▶ DIRECTIVE A
According to the message about the packed AGFL patch, why did the writer try to fold downstream compatibility handling into an upstream fix?

▶ READING TEXT
——————————

The purpose of the patch I sent was not for upstream unpacked support
going forward. Upstream has clearly moved forward with the packed
format. The goal of the patch was to explore a single/generic patch that
could be merged upstream/downstream and handle compatibility cleanly.

IOW, I considered what I thought will be necessary to handle
compatibility downstream and attempted to incorporate that with an
upstream fix because then the patch is straightforward and safe to
backport (upstream acceptance mostly justifies inclusion downstream).
Then it is possible to create a set of downstream systems, going
forward, that are explicitly 100% upstream compatible.

So upstream is technically fine without a packed -> unpacked variant, to
suggest otherwise wasn't really the intent. Perhaps a BUILD_BUG_ON() or
some such that asserts a packed agfl would be effective to prevent blind
backporting to unpacked upstream kernels (and rhel could just drop that
bit) and would have documented that more clearly.

> The fixup patch requires that the kernel already include the packing
> fix.  Its goals are:
> 
> a) At mount time, ensure that all AGFLs which are not compatible with a
> packed kernel are made compatible with a packed kernel.

——————————

(Stored dataset items)
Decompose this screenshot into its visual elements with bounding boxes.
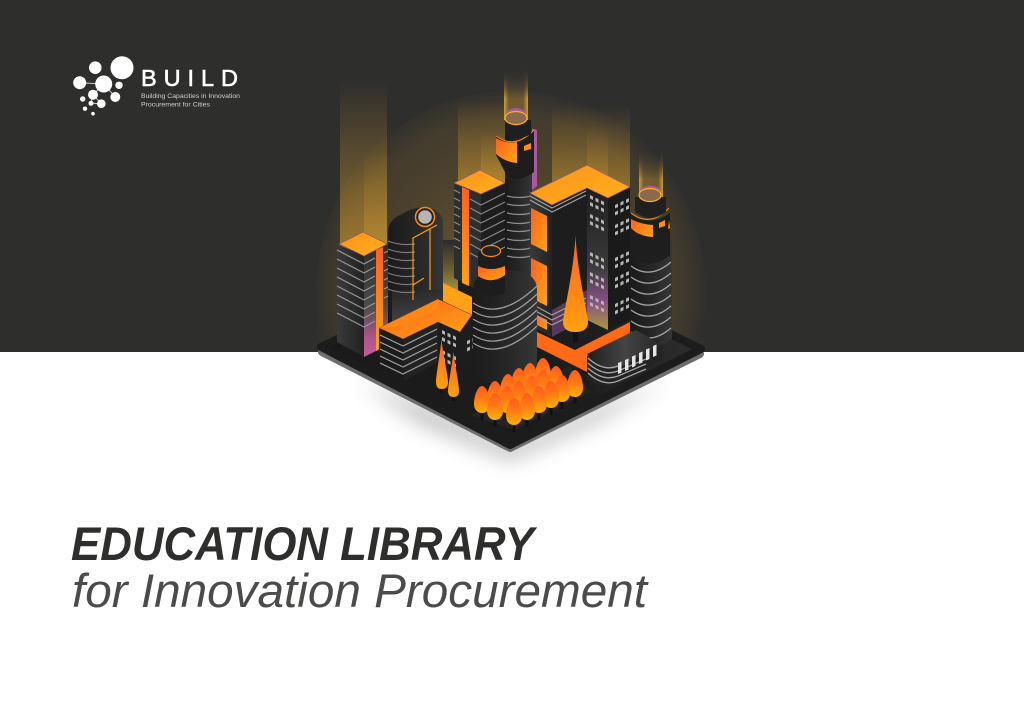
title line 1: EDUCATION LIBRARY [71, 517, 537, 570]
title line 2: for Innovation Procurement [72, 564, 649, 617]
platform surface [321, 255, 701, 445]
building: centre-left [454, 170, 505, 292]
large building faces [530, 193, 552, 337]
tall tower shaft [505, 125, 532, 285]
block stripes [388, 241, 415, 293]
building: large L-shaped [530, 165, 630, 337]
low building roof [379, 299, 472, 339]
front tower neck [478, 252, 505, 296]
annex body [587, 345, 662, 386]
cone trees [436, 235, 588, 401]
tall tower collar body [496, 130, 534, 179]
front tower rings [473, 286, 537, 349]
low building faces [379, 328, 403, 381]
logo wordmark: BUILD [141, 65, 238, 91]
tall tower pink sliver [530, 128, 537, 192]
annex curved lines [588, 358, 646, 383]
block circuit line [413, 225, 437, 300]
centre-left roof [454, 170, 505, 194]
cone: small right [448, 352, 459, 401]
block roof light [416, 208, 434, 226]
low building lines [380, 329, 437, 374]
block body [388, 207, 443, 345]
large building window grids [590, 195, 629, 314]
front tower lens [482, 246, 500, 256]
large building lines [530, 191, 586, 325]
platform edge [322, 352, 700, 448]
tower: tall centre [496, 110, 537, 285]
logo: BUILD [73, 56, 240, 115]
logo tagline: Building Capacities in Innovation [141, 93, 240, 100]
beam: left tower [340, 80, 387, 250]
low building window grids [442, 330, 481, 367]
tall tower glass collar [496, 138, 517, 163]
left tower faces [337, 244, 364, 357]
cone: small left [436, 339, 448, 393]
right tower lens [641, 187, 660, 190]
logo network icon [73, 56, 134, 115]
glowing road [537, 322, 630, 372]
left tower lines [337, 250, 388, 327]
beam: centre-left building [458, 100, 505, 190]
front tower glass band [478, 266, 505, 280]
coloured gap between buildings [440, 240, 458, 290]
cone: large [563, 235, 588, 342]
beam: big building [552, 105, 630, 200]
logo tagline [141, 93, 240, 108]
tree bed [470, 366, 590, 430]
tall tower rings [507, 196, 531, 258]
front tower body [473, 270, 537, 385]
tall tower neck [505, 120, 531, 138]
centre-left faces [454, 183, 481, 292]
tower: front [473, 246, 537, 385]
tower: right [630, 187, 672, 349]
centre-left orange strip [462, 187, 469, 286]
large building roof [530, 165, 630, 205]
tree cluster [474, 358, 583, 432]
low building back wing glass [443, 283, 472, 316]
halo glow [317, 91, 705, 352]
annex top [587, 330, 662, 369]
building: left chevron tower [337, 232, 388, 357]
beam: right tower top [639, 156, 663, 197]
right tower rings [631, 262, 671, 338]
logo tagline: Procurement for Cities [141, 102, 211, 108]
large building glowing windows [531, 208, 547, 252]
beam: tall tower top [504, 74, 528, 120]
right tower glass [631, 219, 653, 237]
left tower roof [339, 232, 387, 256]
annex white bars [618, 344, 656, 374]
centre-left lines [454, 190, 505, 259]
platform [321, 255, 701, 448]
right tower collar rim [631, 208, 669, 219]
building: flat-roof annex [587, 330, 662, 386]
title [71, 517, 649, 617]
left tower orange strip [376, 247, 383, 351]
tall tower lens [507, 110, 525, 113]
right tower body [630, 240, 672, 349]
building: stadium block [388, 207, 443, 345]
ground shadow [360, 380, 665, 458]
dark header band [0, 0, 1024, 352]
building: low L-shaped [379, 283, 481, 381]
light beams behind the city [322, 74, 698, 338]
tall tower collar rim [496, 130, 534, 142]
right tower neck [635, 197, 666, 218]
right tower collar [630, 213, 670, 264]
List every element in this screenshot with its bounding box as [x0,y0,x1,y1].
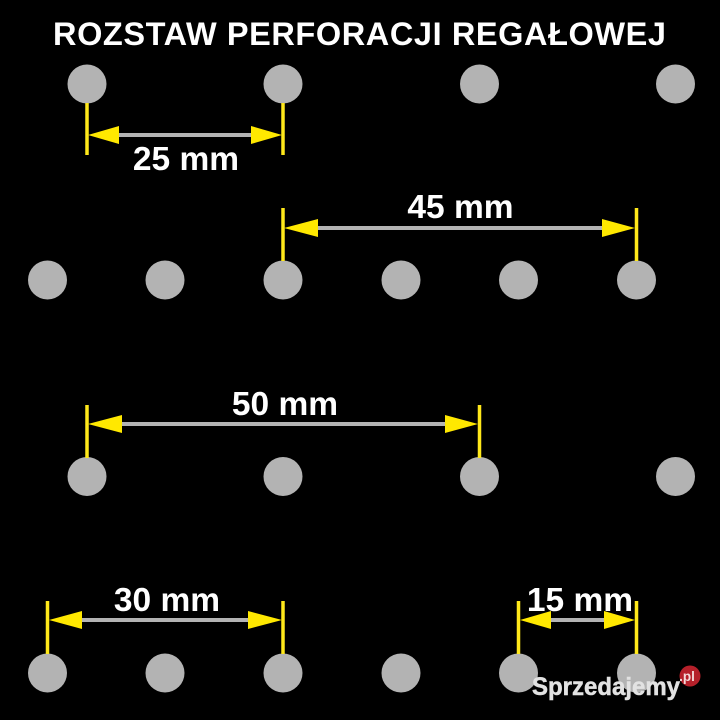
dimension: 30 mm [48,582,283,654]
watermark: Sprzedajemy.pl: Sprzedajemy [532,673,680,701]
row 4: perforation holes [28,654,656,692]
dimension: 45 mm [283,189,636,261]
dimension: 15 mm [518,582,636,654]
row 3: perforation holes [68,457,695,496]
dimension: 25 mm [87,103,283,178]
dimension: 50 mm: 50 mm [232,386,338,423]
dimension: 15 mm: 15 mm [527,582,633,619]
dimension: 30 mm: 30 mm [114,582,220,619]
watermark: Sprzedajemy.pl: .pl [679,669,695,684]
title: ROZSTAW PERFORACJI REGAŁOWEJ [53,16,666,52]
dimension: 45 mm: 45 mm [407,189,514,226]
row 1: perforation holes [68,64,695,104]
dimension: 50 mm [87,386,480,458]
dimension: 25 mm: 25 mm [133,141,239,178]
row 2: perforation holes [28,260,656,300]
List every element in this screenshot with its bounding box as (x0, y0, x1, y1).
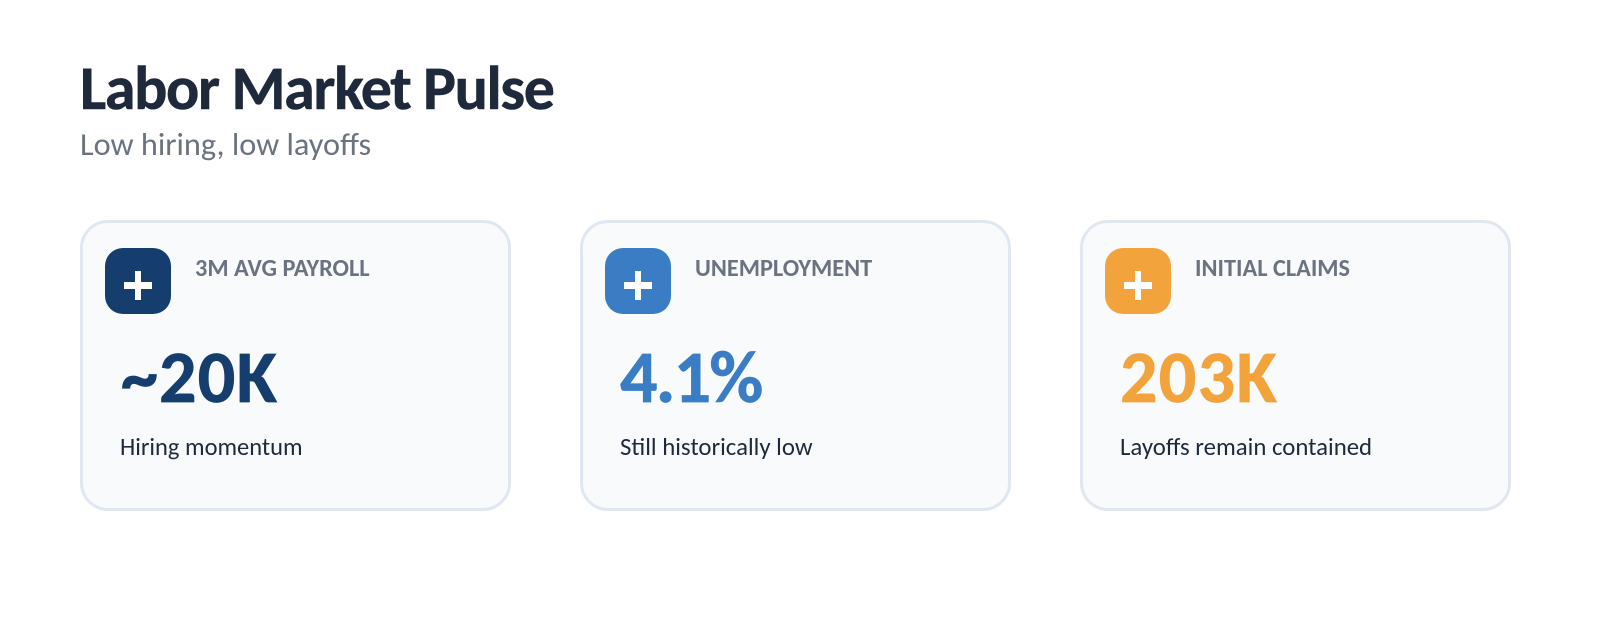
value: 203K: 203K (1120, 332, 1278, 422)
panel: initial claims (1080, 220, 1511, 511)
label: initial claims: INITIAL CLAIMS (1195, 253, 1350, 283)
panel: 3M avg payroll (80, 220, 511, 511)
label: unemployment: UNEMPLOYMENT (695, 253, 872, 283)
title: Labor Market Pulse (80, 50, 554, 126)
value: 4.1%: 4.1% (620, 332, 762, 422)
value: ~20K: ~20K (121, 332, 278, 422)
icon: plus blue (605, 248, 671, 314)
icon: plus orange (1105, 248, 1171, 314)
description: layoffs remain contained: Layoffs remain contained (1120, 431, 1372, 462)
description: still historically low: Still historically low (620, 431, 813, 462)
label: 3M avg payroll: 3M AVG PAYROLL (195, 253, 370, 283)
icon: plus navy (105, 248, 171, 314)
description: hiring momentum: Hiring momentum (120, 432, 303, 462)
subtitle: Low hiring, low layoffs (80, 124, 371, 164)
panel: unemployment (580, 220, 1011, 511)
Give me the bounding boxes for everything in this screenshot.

——————————

▶ DIRECTIVE B
Rewrite the listing lines from the line with "title line 1: EDUCATION" to the line with "front tower rings [473, 286, 537, 349]", putting "structure" in place of "building" and leaving everything else unchanged.

▶ FULL OUTPUT A
Doing so makes the patch straightforward and safe to backport, because upstream acceptance mostly justifies including it downstream.

▶ FULL OUTPUT B
title line 1: EDUCATION LIBRARY [71, 517, 537, 570]
title line 2: for Innovation Procurement [72, 564, 649, 617]
platform surface [321, 255, 701, 445]
structure: centre-left [454, 170, 505, 292]
large structure faces [530, 193, 552, 337]
tall tower shaft [505, 125, 532, 285]
block stripes [388, 241, 415, 293]
structure: large L-shaped [530, 165, 630, 337]
low structure roof [379, 299, 472, 339]
front tower neck [478, 252, 505, 296]
annex body [587, 345, 662, 386]
cone trees [436, 235, 588, 401]
tall tower collar body [496, 130, 534, 179]
front tower rings [473, 286, 537, 349]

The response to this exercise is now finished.